_TASK GOAL_: Go through the material below and copy each line where the word "выставка" appears.

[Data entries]
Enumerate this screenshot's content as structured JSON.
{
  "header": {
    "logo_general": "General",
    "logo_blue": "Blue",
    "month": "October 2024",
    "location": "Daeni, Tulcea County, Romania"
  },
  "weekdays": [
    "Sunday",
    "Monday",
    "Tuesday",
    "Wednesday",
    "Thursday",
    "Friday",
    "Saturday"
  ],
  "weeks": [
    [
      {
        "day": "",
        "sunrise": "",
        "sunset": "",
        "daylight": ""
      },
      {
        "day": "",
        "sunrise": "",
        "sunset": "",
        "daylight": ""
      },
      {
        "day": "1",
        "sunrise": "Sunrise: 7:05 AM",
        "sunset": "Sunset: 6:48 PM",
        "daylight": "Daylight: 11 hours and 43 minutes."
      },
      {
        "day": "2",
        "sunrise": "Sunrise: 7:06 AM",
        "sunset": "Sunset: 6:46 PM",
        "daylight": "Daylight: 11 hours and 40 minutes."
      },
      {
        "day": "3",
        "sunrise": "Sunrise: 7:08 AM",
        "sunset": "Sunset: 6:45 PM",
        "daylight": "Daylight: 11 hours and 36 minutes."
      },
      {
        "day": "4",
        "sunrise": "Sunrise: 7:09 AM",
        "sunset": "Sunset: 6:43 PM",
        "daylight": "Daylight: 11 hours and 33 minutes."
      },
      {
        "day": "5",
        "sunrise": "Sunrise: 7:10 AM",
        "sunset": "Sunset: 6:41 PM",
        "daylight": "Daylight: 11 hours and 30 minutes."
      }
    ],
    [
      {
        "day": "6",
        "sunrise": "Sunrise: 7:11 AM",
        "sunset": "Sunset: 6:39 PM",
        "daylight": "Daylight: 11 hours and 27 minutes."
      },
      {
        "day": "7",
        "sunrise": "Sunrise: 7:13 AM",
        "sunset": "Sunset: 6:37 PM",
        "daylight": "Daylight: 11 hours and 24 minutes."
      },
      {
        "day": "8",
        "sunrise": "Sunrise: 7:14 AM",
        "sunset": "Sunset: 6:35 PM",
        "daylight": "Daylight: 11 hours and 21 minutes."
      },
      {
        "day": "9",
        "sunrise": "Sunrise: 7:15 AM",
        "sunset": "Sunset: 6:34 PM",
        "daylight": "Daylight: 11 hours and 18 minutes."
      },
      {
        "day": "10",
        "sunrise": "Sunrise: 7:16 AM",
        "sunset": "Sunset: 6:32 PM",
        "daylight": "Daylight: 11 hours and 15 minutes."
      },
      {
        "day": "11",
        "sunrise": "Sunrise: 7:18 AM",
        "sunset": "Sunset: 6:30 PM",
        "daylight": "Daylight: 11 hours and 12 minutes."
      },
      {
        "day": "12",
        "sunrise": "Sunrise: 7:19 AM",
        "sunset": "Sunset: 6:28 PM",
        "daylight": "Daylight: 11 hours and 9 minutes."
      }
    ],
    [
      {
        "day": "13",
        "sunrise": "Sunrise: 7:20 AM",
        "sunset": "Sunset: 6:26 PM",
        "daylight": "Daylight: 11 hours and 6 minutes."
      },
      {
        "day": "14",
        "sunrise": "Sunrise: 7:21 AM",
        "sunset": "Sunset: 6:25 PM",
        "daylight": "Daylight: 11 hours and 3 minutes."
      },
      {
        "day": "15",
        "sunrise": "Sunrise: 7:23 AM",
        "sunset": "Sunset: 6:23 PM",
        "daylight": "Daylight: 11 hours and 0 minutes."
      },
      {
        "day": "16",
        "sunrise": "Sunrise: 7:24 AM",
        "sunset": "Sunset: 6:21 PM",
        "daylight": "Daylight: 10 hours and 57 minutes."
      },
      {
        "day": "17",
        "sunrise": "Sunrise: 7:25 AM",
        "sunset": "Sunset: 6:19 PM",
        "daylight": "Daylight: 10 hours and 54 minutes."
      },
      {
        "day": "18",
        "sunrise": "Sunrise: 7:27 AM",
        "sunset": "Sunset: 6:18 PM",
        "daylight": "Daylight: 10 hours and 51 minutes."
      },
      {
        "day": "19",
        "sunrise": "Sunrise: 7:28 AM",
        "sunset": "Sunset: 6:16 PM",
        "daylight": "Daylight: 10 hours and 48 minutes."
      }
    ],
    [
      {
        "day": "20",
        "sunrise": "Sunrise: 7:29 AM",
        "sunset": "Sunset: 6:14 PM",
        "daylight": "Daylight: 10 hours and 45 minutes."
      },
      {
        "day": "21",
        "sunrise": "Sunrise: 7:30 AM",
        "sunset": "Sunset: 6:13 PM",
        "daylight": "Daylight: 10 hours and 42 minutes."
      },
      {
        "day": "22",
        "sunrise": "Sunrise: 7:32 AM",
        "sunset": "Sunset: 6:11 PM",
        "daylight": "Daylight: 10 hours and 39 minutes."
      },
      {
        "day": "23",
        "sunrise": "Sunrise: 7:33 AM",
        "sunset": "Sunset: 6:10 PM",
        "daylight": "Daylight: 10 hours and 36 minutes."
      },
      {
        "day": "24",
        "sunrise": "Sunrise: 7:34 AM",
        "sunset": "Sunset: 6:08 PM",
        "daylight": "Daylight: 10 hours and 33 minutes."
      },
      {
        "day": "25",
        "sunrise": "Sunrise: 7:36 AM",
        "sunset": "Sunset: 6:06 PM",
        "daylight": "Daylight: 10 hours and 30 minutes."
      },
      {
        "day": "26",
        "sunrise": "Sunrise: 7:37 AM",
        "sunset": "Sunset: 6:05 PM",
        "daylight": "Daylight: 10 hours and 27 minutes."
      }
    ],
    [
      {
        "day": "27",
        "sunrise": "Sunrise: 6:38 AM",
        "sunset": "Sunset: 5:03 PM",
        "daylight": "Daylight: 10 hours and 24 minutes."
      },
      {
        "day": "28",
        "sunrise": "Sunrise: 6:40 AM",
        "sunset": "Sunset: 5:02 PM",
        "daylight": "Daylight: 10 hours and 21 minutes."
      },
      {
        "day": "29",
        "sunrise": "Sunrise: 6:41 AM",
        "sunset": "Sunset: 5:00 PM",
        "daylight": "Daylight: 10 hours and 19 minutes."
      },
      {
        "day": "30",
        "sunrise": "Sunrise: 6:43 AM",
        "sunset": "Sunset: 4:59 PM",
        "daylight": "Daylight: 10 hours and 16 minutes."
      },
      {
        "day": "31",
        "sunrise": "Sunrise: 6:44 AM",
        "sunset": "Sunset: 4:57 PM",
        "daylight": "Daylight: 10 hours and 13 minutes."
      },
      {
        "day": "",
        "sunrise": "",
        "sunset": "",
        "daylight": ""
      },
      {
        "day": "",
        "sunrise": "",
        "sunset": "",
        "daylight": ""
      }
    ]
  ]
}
* * *
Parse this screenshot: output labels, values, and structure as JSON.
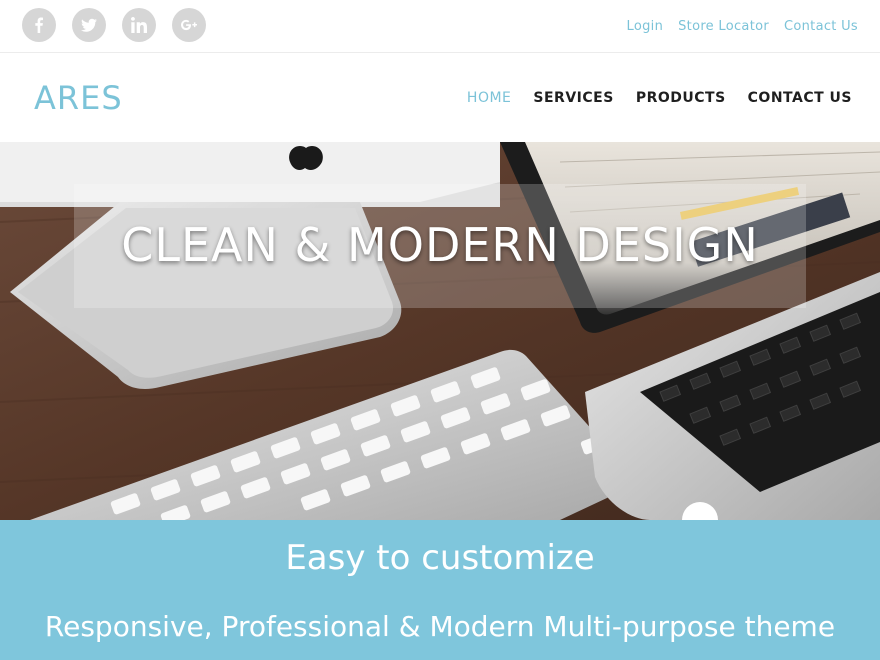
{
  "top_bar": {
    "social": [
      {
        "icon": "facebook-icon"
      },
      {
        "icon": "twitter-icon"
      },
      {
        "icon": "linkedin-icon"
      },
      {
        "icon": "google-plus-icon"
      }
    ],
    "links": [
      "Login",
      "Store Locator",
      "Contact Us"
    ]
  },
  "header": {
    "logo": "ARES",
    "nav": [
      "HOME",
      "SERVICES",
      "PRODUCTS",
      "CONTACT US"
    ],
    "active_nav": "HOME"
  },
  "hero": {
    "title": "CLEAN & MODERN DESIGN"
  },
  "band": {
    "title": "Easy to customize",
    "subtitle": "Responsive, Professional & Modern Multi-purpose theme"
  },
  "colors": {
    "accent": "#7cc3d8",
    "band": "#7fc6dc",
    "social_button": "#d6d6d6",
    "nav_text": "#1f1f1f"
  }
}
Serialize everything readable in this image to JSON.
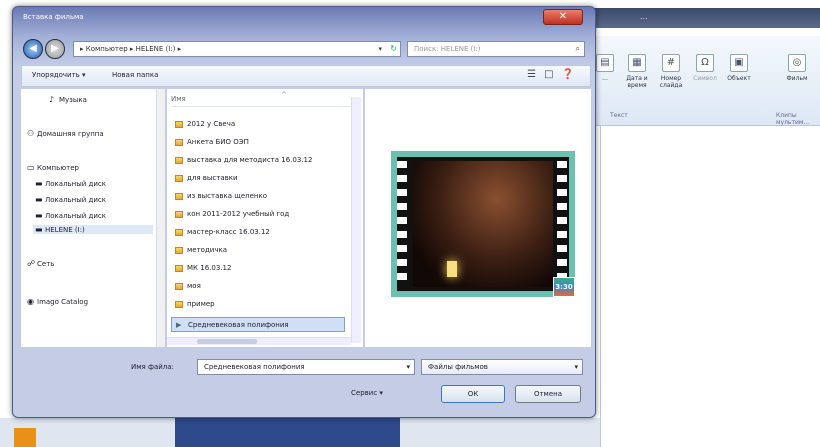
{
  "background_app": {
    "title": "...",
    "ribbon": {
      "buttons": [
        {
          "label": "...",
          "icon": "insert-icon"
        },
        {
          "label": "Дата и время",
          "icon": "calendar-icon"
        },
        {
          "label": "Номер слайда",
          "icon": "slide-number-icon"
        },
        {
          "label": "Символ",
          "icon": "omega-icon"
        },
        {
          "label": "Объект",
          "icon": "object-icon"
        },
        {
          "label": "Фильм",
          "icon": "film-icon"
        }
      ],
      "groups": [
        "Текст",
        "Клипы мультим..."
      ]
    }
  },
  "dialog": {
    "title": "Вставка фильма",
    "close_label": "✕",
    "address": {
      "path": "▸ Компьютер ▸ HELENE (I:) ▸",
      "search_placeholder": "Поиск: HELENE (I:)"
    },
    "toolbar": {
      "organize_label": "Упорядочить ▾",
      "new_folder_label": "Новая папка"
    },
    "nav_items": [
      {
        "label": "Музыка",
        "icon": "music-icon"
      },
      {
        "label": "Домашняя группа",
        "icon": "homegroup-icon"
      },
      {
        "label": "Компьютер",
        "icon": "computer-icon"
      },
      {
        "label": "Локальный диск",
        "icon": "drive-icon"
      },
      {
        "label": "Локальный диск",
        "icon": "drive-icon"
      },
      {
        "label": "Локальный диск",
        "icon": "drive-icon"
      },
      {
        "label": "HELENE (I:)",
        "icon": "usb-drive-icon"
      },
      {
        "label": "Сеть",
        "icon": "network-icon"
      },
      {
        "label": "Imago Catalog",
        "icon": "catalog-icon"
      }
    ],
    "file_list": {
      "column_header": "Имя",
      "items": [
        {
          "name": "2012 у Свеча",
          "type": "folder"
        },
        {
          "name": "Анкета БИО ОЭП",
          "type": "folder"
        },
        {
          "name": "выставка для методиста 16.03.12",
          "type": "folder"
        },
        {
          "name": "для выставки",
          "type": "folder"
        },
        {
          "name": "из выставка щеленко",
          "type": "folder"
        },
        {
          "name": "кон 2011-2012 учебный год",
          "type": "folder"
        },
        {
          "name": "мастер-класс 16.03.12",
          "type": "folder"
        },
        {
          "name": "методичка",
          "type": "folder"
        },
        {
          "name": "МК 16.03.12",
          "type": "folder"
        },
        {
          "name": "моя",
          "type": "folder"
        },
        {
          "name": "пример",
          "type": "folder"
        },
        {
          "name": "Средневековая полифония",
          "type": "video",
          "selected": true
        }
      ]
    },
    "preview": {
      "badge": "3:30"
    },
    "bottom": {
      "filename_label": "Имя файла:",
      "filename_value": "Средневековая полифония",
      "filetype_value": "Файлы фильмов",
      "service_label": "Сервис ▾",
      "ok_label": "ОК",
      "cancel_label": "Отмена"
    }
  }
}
---
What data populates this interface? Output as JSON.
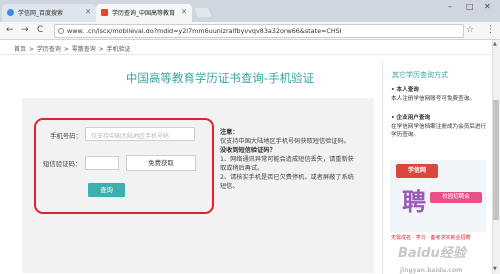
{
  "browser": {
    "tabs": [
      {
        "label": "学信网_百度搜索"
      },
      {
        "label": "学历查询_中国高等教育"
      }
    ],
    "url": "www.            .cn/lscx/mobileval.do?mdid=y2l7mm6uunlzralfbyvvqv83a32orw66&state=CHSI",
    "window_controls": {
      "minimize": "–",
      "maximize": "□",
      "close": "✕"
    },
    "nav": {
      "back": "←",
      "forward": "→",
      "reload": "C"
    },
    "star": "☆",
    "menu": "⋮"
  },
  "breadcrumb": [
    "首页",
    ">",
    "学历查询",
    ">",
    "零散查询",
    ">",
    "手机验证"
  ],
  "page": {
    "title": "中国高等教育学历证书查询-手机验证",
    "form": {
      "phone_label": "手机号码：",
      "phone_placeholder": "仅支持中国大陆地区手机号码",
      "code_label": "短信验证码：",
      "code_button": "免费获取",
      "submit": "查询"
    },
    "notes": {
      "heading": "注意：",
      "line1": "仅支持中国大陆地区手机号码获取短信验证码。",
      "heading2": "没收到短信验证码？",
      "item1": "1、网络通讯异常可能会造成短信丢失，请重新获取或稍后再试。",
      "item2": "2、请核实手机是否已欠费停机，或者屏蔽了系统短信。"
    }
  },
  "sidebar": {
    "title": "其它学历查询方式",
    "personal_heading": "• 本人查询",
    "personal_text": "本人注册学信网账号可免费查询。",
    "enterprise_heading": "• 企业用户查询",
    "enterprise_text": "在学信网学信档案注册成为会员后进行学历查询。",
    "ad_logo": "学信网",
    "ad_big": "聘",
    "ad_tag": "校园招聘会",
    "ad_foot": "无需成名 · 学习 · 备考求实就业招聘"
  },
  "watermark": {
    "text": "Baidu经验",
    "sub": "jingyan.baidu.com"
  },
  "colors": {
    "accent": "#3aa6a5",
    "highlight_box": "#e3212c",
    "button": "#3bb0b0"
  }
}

_EXPECTED ANSWER_:
          "name": "выставка для методиста 16.03.12",
          "name": "из выставка щеленко",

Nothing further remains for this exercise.